Trent’anni fa la P AROLA
D'ORDINE
era
ENERGIE ALTERNATIVE. Oggi possiamo
constatare che quella speranza si è
dimostrata fallimentare. Infatti
da allora il contributo da quelle energie è
diminuito: la produzione di
elettricità da alternative è passato, nel
mondo, dal 22% nel 1980 al 18% oggi; e, in
Italia, dal 27% nel 1980 al 18% oggi.
E ciò a dispetto della poderosa crescita
degli impianti alternativi, eolici e
fotovoltaici, la cui potenza installata, in
questo lasso di tempo, è stata decuplicata
per i primi e raddoppiata per i secondi.
Come mai? Perché per ragioni tecniche,
peraltro abbastanza banali, le tecnologie
alternative sono un colossale fallimento,
idea che nessuno sembra voler afferrare.
Una decina d’anni fa la PAROLA
D'ORDINE
era IDROGENO:
non ci voleva molto a capire che anche
quella sarebbe morta presto, sempre per
ragioni tecniche, una delle quali, di nuovo,
molto banale: l’idrogeno non esiste sulla
Terra. L’idrogeno è infatti morto: perfino
Obama, l’uomo dei sogni, ha cancellato tutti
i programmi che lo riguardano.
—————
(Obiettivo del compito): Puoi riprodurre fedelmente la parte del brano sulle energie alternative che si apre con le parole contenenti "Una decina d’anni" e si chiude con "che lo riguardano."?

Elenchi annotati di elementi
—————
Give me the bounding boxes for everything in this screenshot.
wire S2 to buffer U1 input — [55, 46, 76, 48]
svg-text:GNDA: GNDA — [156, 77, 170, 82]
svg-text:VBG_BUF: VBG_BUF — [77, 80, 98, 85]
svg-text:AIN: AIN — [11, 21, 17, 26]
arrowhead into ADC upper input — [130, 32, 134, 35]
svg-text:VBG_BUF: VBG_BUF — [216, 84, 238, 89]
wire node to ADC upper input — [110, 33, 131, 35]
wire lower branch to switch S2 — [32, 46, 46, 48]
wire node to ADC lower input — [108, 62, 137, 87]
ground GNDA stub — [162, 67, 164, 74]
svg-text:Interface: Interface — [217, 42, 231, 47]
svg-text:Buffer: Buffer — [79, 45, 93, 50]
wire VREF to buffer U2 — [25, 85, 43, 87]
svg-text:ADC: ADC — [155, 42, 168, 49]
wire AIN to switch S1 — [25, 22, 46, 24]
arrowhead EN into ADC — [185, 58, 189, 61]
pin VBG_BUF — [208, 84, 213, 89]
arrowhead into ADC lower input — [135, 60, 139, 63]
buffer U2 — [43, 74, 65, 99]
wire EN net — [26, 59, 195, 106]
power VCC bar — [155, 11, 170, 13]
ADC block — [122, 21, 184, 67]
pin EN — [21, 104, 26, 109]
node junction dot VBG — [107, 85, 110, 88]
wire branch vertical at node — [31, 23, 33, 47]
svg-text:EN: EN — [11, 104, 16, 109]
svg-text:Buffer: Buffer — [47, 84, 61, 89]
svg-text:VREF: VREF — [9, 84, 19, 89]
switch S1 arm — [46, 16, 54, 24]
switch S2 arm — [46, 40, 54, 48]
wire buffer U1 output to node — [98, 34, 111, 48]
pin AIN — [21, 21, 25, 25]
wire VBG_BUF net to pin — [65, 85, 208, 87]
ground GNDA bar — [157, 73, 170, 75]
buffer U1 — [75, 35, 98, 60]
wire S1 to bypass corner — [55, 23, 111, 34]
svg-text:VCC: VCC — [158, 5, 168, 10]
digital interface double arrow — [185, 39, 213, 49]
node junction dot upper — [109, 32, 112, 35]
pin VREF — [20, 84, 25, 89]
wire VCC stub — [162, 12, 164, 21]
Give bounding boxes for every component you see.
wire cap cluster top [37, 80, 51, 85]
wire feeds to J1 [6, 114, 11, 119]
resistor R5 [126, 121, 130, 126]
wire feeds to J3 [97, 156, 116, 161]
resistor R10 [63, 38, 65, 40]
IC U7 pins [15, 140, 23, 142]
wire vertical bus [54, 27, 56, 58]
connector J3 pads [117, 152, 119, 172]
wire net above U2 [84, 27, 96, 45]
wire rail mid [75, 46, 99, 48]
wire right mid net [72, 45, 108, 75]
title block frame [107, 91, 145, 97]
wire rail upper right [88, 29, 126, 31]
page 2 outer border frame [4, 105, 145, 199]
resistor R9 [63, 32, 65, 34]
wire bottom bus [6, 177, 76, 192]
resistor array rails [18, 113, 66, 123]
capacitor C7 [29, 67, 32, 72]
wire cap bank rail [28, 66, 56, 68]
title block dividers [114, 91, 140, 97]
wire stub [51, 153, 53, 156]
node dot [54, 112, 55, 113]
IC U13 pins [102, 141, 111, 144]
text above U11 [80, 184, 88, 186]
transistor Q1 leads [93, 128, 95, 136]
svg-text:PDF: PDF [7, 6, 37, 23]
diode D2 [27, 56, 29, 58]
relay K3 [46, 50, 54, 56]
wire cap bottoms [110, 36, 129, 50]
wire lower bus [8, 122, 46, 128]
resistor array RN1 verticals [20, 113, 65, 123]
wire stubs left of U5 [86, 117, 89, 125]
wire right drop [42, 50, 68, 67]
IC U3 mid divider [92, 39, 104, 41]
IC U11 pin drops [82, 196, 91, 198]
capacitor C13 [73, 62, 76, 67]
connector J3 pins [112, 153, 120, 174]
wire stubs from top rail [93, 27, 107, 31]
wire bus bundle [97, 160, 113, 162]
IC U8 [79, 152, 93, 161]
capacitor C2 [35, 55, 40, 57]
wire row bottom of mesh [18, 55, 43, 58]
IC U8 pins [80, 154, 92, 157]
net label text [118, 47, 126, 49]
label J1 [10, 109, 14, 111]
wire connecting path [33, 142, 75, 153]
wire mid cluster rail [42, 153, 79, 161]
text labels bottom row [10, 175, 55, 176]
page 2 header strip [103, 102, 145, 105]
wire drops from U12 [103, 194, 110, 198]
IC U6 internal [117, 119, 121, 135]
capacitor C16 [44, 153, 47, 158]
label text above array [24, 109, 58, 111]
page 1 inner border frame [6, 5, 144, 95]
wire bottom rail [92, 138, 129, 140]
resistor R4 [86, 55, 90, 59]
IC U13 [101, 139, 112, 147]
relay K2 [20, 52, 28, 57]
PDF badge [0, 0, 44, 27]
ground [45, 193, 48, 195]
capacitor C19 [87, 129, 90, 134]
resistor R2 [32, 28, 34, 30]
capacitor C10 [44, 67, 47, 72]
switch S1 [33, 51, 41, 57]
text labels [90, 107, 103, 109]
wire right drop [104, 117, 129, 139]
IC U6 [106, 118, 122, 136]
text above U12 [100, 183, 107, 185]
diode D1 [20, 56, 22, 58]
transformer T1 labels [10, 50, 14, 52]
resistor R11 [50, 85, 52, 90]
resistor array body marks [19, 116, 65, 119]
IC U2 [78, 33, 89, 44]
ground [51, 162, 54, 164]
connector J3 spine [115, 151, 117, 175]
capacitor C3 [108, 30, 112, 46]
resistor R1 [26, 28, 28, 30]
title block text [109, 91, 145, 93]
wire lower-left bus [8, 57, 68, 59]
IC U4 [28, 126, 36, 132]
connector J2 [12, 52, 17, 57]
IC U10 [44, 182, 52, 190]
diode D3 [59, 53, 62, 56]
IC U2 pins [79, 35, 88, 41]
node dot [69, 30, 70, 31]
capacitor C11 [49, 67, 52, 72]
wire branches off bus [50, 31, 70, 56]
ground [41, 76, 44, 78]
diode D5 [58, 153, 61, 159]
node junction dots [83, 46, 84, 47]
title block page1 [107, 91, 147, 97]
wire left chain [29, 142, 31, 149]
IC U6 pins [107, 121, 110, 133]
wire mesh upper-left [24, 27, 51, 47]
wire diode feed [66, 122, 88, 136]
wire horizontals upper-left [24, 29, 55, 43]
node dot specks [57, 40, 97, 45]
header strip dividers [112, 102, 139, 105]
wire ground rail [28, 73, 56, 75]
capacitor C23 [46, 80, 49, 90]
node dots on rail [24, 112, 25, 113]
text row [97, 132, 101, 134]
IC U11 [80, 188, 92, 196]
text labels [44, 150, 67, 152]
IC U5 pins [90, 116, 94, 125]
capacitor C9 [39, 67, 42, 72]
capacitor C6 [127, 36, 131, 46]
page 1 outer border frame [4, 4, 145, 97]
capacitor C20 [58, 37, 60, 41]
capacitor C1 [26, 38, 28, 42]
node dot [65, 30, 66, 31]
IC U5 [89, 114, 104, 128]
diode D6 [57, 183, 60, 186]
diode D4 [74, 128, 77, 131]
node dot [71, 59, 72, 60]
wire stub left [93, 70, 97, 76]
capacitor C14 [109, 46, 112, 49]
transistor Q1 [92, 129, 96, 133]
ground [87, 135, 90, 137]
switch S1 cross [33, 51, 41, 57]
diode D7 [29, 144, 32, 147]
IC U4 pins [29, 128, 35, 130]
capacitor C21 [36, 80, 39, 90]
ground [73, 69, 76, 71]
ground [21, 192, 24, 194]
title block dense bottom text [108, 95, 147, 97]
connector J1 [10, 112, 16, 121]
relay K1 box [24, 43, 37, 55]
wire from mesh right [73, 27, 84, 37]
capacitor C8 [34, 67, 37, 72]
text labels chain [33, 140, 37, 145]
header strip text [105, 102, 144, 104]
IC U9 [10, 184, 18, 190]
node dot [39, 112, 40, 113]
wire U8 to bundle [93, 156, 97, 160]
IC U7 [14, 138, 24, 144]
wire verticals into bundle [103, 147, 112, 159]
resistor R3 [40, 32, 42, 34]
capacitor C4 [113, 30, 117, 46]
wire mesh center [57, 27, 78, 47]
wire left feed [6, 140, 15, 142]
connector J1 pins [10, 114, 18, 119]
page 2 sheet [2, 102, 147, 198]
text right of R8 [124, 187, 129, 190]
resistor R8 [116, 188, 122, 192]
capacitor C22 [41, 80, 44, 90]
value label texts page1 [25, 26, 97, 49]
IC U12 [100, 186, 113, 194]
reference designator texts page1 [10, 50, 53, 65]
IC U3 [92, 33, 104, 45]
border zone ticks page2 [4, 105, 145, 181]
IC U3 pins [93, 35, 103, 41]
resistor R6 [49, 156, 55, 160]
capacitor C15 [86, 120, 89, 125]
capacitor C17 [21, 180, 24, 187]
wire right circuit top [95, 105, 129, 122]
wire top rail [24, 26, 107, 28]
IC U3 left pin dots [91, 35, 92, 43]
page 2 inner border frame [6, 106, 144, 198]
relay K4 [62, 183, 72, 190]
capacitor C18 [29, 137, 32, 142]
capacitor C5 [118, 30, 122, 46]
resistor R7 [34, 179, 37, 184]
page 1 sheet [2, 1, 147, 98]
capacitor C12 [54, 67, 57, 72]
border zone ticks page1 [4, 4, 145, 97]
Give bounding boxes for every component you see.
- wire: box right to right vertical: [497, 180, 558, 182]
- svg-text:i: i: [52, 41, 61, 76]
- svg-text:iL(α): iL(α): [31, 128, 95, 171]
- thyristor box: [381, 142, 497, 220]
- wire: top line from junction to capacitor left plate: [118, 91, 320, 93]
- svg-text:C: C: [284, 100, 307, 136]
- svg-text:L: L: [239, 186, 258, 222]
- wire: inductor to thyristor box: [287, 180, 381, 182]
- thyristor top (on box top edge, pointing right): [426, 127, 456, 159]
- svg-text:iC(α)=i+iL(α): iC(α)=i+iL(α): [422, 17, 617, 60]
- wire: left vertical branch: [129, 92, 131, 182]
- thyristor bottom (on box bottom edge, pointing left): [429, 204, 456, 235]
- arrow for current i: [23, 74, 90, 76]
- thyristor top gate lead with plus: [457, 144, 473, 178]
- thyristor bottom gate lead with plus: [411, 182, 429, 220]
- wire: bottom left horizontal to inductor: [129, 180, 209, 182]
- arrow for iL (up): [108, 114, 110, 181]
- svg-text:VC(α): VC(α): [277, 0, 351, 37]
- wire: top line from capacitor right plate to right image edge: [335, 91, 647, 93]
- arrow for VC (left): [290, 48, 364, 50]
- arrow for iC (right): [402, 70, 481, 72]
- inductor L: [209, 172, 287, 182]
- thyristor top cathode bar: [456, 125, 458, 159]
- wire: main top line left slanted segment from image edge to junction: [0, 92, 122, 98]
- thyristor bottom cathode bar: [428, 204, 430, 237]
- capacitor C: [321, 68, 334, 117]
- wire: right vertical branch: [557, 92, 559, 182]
—————
(Risultato finale):
Una decina d’anni fa la PAROLA
D'ORDINE
era IDROGENO:
non ci voleva molto a capire che anche
quella sarebbe morta presto, sempre per
ragioni tecniche, una delle quali, di nuovo,
molto banale: l’idrogeno non esiste sulla
Terra. L’idrogeno è infatti morto: perfino
Obama, l’uomo dei sogni, ha cancellato tutti
i programmi che lo riguardano.